§ **What is expected**
Collect all lines from the listing that include the string "object".

§ **Extracted information**
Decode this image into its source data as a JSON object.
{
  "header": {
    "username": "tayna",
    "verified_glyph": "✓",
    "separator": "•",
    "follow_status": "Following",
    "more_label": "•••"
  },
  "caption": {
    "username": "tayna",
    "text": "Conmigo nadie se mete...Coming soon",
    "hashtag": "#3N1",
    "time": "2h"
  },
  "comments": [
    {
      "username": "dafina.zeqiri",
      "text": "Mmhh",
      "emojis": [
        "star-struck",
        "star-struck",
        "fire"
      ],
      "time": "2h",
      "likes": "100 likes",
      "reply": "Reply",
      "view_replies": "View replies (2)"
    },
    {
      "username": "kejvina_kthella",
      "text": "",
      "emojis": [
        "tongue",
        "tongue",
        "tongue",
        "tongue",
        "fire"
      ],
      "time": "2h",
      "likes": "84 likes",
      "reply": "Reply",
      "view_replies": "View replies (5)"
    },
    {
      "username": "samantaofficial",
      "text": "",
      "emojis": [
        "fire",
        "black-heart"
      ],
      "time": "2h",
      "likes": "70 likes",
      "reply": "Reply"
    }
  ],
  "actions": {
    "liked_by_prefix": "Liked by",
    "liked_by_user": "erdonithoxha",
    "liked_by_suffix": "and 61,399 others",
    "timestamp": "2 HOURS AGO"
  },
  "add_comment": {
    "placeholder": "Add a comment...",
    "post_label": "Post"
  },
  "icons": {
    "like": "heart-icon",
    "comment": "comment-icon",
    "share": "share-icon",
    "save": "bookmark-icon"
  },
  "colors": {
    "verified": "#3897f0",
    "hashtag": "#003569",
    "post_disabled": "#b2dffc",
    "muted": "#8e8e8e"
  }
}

==

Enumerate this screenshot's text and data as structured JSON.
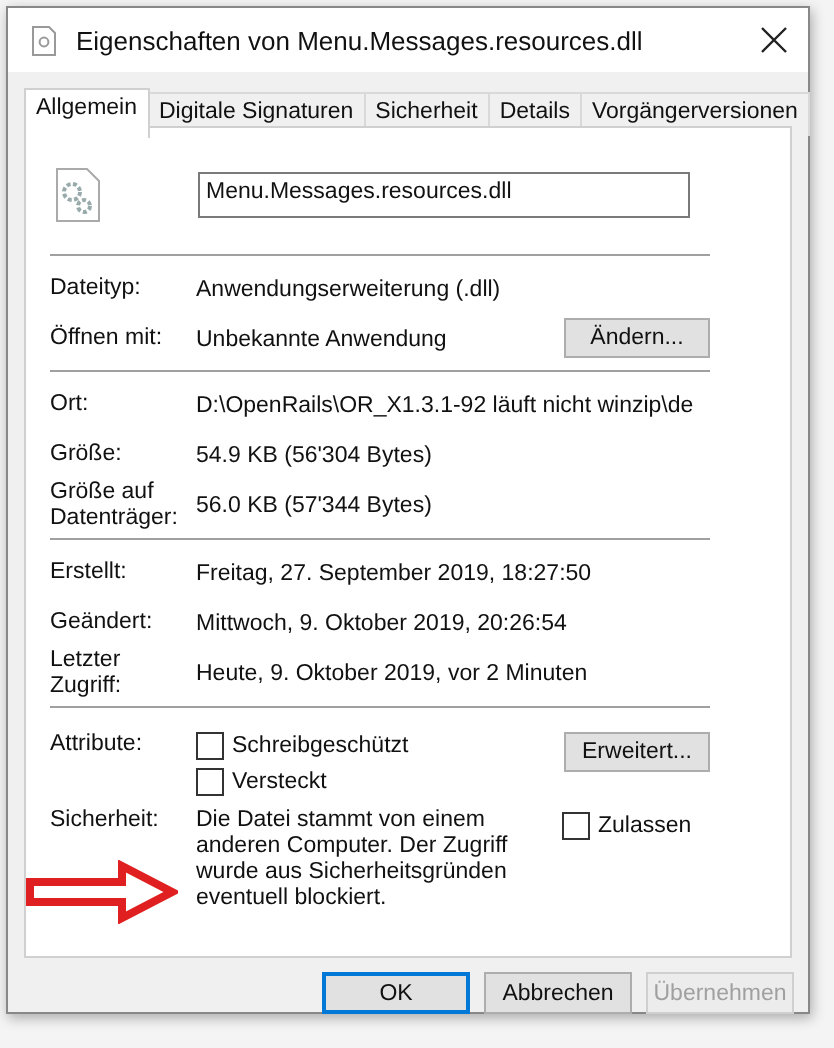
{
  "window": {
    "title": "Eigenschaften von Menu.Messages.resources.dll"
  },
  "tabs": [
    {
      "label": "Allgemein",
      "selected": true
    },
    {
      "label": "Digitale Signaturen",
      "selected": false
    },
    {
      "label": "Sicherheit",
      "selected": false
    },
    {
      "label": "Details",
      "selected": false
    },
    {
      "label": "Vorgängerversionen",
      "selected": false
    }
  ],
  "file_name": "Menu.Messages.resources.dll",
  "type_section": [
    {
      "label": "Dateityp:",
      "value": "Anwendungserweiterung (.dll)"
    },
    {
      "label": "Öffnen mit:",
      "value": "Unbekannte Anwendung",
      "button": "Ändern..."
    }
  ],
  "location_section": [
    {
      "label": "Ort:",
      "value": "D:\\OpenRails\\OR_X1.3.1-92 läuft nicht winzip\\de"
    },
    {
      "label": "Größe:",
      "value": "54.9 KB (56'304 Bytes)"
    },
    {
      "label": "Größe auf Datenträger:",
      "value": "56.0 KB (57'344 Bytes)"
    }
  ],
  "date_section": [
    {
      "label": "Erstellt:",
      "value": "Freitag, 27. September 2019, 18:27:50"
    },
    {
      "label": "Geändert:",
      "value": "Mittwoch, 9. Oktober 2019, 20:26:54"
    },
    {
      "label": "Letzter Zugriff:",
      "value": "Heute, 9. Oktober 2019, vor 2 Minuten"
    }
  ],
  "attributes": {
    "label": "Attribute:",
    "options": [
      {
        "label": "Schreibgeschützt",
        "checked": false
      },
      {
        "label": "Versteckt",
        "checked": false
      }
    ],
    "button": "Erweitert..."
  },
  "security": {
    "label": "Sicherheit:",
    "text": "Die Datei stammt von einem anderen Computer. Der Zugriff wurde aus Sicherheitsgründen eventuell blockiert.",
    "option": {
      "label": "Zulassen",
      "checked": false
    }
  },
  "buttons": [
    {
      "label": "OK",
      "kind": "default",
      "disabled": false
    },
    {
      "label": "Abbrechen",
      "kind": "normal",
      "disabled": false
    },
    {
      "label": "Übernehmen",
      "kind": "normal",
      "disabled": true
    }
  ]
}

...

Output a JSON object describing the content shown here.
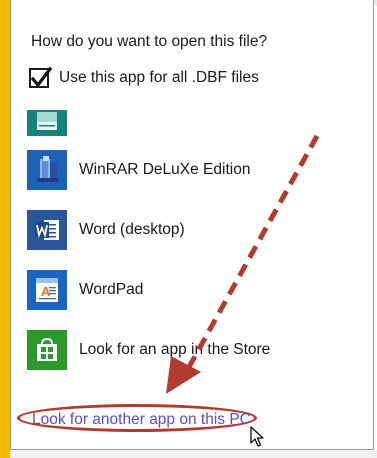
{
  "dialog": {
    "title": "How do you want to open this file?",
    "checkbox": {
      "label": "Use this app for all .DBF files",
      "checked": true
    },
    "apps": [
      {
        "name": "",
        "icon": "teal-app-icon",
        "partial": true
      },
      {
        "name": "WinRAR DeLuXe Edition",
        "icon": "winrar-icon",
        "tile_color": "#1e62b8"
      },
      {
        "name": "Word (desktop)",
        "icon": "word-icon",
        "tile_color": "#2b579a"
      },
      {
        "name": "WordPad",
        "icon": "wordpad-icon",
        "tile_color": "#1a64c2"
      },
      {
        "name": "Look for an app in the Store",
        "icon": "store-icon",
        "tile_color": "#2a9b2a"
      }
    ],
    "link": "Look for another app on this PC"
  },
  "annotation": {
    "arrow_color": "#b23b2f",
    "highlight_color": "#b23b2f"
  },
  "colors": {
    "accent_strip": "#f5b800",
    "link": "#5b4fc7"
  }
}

§ **Exercise response**
Decode this image into its source data as a JSON object.
Output a JSON object describing the content shown here.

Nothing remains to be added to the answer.